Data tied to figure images
▼
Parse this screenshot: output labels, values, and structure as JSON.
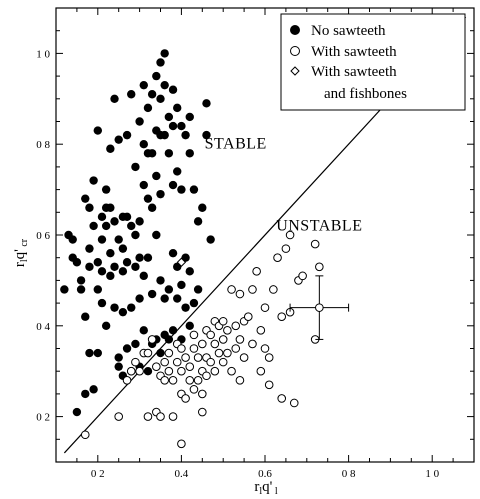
{
  "chart_data": {
    "type": "scatter",
    "xlabel": "r₁q'₁",
    "ylabel": "r₁q'cr",
    "xlim": [
      0.1,
      1.1
    ],
    "ylim": [
      0.1,
      1.1
    ],
    "x_ticks": [
      0.2,
      0.4,
      0.6,
      0.8,
      1.0
    ],
    "x_tick_labels": [
      "0 2",
      "0.4",
      "0.6",
      "0 8",
      "1 0"
    ],
    "y_ticks": [
      0.2,
      0.4,
      0.6,
      0.8,
      1.0
    ],
    "y_tick_labels": [
      "0 2",
      "0 4",
      "0 6",
      "0 8",
      "1 0"
    ],
    "grid": false,
    "legend_position": "top-right",
    "regions": [
      {
        "label": "STABLE",
        "x": 0.53,
        "y": 0.79
      },
      {
        "label": "UNSTABLE",
        "x": 0.73,
        "y": 0.61
      }
    ],
    "reference_line": {
      "name": "stability boundary",
      "points": [
        [
          0.12,
          0.12
        ],
        [
          1.08,
          1.08
        ]
      ]
    },
    "error_bar": {
      "x": 0.73,
      "y": 0.44,
      "xerr": 0.07,
      "yerr": 0.07
    },
    "series": [
      {
        "name": "No sawteeth",
        "marker": "filled-circle",
        "points": [
          [
            0.12,
            0.48
          ],
          [
            0.13,
            0.6
          ],
          [
            0.14,
            0.59
          ],
          [
            0.14,
            0.55
          ],
          [
            0.15,
            0.21
          ],
          [
            0.15,
            0.54
          ],
          [
            0.16,
            0.5
          ],
          [
            0.16,
            0.48
          ],
          [
            0.17,
            0.68
          ],
          [
            0.17,
            0.42
          ],
          [
            0.17,
            0.25
          ],
          [
            0.18,
            0.53
          ],
          [
            0.18,
            0.66
          ],
          [
            0.18,
            0.57
          ],
          [
            0.18,
            0.34
          ],
          [
            0.19,
            0.26
          ],
          [
            0.19,
            0.62
          ],
          [
            0.19,
            0.72
          ],
          [
            0.2,
            0.54
          ],
          [
            0.2,
            0.48
          ],
          [
            0.2,
            0.83
          ],
          [
            0.2,
            0.34
          ],
          [
            0.21,
            0.64
          ],
          [
            0.21,
            0.59
          ],
          [
            0.21,
            0.52
          ],
          [
            0.21,
            0.45
          ],
          [
            0.22,
            0.7
          ],
          [
            0.22,
            0.66
          ],
          [
            0.22,
            0.62
          ],
          [
            0.22,
            0.4
          ],
          [
            0.23,
            0.66
          ],
          [
            0.23,
            0.56
          ],
          [
            0.23,
            0.51
          ],
          [
            0.23,
            0.79
          ],
          [
            0.24,
            0.9
          ],
          [
            0.24,
            0.63
          ],
          [
            0.24,
            0.53
          ],
          [
            0.24,
            0.44
          ],
          [
            0.25,
            0.59
          ],
          [
            0.25,
            0.33
          ],
          [
            0.25,
            0.31
          ],
          [
            0.25,
            0.81
          ],
          [
            0.26,
            0.64
          ],
          [
            0.26,
            0.57
          ],
          [
            0.26,
            0.52
          ],
          [
            0.26,
            0.43
          ],
          [
            0.26,
            0.29
          ],
          [
            0.27,
            0.82
          ],
          [
            0.27,
            0.64
          ],
          [
            0.27,
            0.54
          ],
          [
            0.27,
            0.35
          ],
          [
            0.28,
            0.91
          ],
          [
            0.28,
            0.62
          ],
          [
            0.28,
            0.44
          ],
          [
            0.28,
            0.3
          ],
          [
            0.29,
            0.75
          ],
          [
            0.29,
            0.6
          ],
          [
            0.29,
            0.53
          ],
          [
            0.29,
            0.36
          ],
          [
            0.3,
            0.85
          ],
          [
            0.3,
            0.63
          ],
          [
            0.3,
            0.55
          ],
          [
            0.3,
            0.46
          ],
          [
            0.3,
            0.31
          ],
          [
            0.31,
            0.93
          ],
          [
            0.31,
            0.8
          ],
          [
            0.31,
            0.71
          ],
          [
            0.31,
            0.51
          ],
          [
            0.31,
            0.39
          ],
          [
            0.32,
            0.88
          ],
          [
            0.32,
            0.78
          ],
          [
            0.32,
            0.68
          ],
          [
            0.32,
            0.55
          ],
          [
            0.32,
            0.3
          ],
          [
            0.33,
            0.91
          ],
          [
            0.33,
            0.78
          ],
          [
            0.33,
            0.66
          ],
          [
            0.33,
            0.47
          ],
          [
            0.33,
            0.36
          ],
          [
            0.34,
            0.95
          ],
          [
            0.34,
            0.83
          ],
          [
            0.34,
            0.73
          ],
          [
            0.34,
            0.6
          ],
          [
            0.34,
            0.37
          ],
          [
            0.35,
            0.98
          ],
          [
            0.35,
            0.9
          ],
          [
            0.35,
            0.82
          ],
          [
            0.35,
            0.69
          ],
          [
            0.35,
            0.5
          ],
          [
            0.35,
            0.34
          ],
          [
            0.36,
            1.0
          ],
          [
            0.36,
            0.93
          ],
          [
            0.36,
            0.82
          ],
          [
            0.36,
            0.46
          ],
          [
            0.36,
            0.38
          ],
          [
            0.37,
            0.86
          ],
          [
            0.37,
            0.78
          ],
          [
            0.37,
            0.48
          ],
          [
            0.37,
            0.37
          ],
          [
            0.38,
            0.84
          ],
          [
            0.38,
            0.92
          ],
          [
            0.38,
            0.71
          ],
          [
            0.38,
            0.56
          ],
          [
            0.38,
            0.39
          ],
          [
            0.39,
            0.88
          ],
          [
            0.39,
            0.74
          ],
          [
            0.39,
            0.53
          ],
          [
            0.39,
            0.46
          ],
          [
            0.4,
            0.84
          ],
          [
            0.4,
            0.7
          ],
          [
            0.4,
            0.49
          ],
          [
            0.4,
            0.37
          ],
          [
            0.41,
            0.82
          ],
          [
            0.41,
            0.55
          ],
          [
            0.41,
            0.44
          ],
          [
            0.42,
            0.86
          ],
          [
            0.42,
            0.78
          ],
          [
            0.42,
            0.52
          ],
          [
            0.42,
            0.4
          ],
          [
            0.43,
            0.7
          ],
          [
            0.43,
            0.45
          ],
          [
            0.44,
            0.63
          ],
          [
            0.44,
            0.48
          ],
          [
            0.45,
            0.66
          ],
          [
            0.46,
            0.89
          ],
          [
            0.46,
            0.82
          ],
          [
            0.47,
            0.59
          ]
        ]
      },
      {
        "name": "With sawteeth",
        "marker": "open-circle",
        "points": [
          [
            0.17,
            0.16
          ],
          [
            0.25,
            0.2
          ],
          [
            0.27,
            0.28
          ],
          [
            0.28,
            0.3
          ],
          [
            0.29,
            0.32
          ],
          [
            0.3,
            0.3
          ],
          [
            0.31,
            0.34
          ],
          [
            0.32,
            0.34
          ],
          [
            0.32,
            0.2
          ],
          [
            0.33,
            0.37
          ],
          [
            0.34,
            0.31
          ],
          [
            0.34,
            0.21
          ],
          [
            0.35,
            0.29
          ],
          [
            0.35,
            0.2
          ],
          [
            0.36,
            0.32
          ],
          [
            0.36,
            0.28
          ],
          [
            0.37,
            0.34
          ],
          [
            0.37,
            0.3
          ],
          [
            0.38,
            0.28
          ],
          [
            0.38,
            0.2
          ],
          [
            0.39,
            0.36
          ],
          [
            0.39,
            0.32
          ],
          [
            0.4,
            0.35
          ],
          [
            0.4,
            0.3
          ],
          [
            0.4,
            0.25
          ],
          [
            0.4,
            0.14
          ],
          [
            0.41,
            0.33
          ],
          [
            0.41,
            0.24
          ],
          [
            0.42,
            0.31
          ],
          [
            0.42,
            0.28
          ],
          [
            0.43,
            0.38
          ],
          [
            0.43,
            0.35
          ],
          [
            0.43,
            0.26
          ],
          [
            0.44,
            0.33
          ],
          [
            0.44,
            0.28
          ],
          [
            0.45,
            0.36
          ],
          [
            0.45,
            0.3
          ],
          [
            0.45,
            0.25
          ],
          [
            0.45,
            0.21
          ],
          [
            0.46,
            0.39
          ],
          [
            0.46,
            0.33
          ],
          [
            0.46,
            0.29
          ],
          [
            0.47,
            0.38
          ],
          [
            0.47,
            0.32
          ],
          [
            0.48,
            0.41
          ],
          [
            0.48,
            0.36
          ],
          [
            0.48,
            0.3
          ],
          [
            0.49,
            0.4
          ],
          [
            0.49,
            0.34
          ],
          [
            0.5,
            0.41
          ],
          [
            0.5,
            0.37
          ],
          [
            0.5,
            0.32
          ],
          [
            0.51,
            0.39
          ],
          [
            0.51,
            0.34
          ],
          [
            0.52,
            0.48
          ],
          [
            0.52,
            0.3
          ],
          [
            0.53,
            0.4
          ],
          [
            0.53,
            0.35
          ],
          [
            0.54,
            0.47
          ],
          [
            0.54,
            0.37
          ],
          [
            0.54,
            0.28
          ],
          [
            0.55,
            0.41
          ],
          [
            0.55,
            0.33
          ],
          [
            0.56,
            0.42
          ],
          [
            0.57,
            0.48
          ],
          [
            0.57,
            0.36
          ],
          [
            0.58,
            0.52
          ],
          [
            0.59,
            0.39
          ],
          [
            0.59,
            0.3
          ],
          [
            0.6,
            0.44
          ],
          [
            0.6,
            0.35
          ],
          [
            0.61,
            0.33
          ],
          [
            0.61,
            0.27
          ],
          [
            0.62,
            0.48
          ],
          [
            0.63,
            0.55
          ],
          [
            0.64,
            0.24
          ],
          [
            0.64,
            0.42
          ],
          [
            0.65,
            0.57
          ],
          [
            0.66,
            0.6
          ],
          [
            0.66,
            0.43
          ],
          [
            0.67,
            0.23
          ],
          [
            0.68,
            0.5
          ],
          [
            0.69,
            0.51
          ],
          [
            0.72,
            0.37
          ],
          [
            0.72,
            0.58
          ],
          [
            0.73,
            0.53
          ]
        ]
      },
      {
        "name": "With sawteeth and fishbones",
        "marker": "open-diamond",
        "points": [
          [
            0.4,
            0.54
          ]
        ]
      }
    ]
  }
}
▲
▶ [Task instructions] Copy each line of the records that contains the word "sawteeth".

▶ [Written response]
        "name": "No sawteeth",
        "name": "With sawteeth",
        "name": "With sawteeth and fishbones",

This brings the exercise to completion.